====== Records provided

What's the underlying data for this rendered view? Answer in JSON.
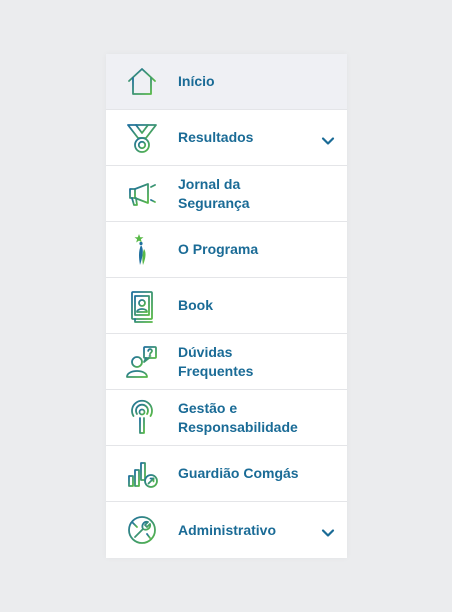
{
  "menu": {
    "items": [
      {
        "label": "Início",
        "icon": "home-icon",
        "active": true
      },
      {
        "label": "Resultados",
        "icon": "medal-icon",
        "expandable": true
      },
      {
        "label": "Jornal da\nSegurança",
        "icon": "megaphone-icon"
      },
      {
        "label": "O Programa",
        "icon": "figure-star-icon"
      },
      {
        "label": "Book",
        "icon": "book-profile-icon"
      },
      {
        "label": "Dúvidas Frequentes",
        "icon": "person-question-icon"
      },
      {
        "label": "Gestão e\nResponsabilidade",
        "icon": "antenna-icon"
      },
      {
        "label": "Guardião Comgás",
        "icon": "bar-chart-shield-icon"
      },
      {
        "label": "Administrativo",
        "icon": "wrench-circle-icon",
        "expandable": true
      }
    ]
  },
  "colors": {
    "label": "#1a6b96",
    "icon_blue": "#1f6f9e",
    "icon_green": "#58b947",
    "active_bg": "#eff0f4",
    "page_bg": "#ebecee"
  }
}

============

» What you need to do: Copy all the data exactly as written, but skip any picture.

» The answer:
What's the underlying data for this rendered view? Answer in JSON.
{
  "menu": {
    "items": [
      {
        "label": "Início",
        "icon": "home-icon",
        "active": true
      },
      {
        "label": "Resultados",
        "icon": "medal-icon",
        "expandable": true
      },
      {
        "label": "Jornal da\nSegurança",
        "icon": "megaphone-icon"
      },
      {
        "label": "O Programa",
        "icon": "figure-star-icon"
      },
      {
        "label": "Book",
        "icon": "book-profile-icon"
      },
      {
        "label": "Dúvidas Frequentes",
        "icon": "person-question-icon"
      },
      {
        "label": "Gestão e\nResponsabilidade",
        "icon": "antenna-icon"
      },
      {
        "label": "Guardião Comgás",
        "icon": "bar-chart-shield-icon"
      },
      {
        "label": "Administrativo",
        "icon": "wrench-circle-icon",
        "expandable": true
      }
    ]
  },
  "colors": {
    "label": "#1a6b96",
    "icon_blue": "#1f6f9e",
    "icon_green": "#58b947",
    "active_bg": "#eff0f4",
    "page_bg": "#ebecee"
  }
}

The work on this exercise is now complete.